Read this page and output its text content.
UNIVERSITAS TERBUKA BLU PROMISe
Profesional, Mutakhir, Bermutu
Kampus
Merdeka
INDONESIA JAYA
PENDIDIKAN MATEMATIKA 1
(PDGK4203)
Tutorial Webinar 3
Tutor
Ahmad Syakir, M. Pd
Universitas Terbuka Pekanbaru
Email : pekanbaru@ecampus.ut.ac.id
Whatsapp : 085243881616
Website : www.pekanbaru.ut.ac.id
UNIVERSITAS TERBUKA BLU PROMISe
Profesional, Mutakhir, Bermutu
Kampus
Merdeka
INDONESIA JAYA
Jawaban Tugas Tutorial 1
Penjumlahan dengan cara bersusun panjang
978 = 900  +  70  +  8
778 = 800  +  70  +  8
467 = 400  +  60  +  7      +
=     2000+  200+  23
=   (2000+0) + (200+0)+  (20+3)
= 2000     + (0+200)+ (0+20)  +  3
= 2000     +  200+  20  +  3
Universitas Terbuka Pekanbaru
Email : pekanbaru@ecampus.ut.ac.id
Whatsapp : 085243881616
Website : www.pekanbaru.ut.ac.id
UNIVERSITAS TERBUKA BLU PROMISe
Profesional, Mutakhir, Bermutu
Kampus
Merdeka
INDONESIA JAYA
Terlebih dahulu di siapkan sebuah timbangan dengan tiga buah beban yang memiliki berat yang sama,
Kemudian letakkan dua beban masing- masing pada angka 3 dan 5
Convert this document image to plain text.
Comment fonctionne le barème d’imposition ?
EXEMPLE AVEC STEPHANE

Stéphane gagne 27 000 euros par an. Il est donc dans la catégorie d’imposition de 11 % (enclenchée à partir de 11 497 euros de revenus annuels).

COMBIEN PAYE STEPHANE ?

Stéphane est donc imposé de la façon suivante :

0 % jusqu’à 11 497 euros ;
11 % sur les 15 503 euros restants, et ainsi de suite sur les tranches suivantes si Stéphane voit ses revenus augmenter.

------------------------------------------------------------------------

→ Problem to solve: Report the number of lines above containing the word "STEPHANE", with no other text.

→ Solution for this task: 2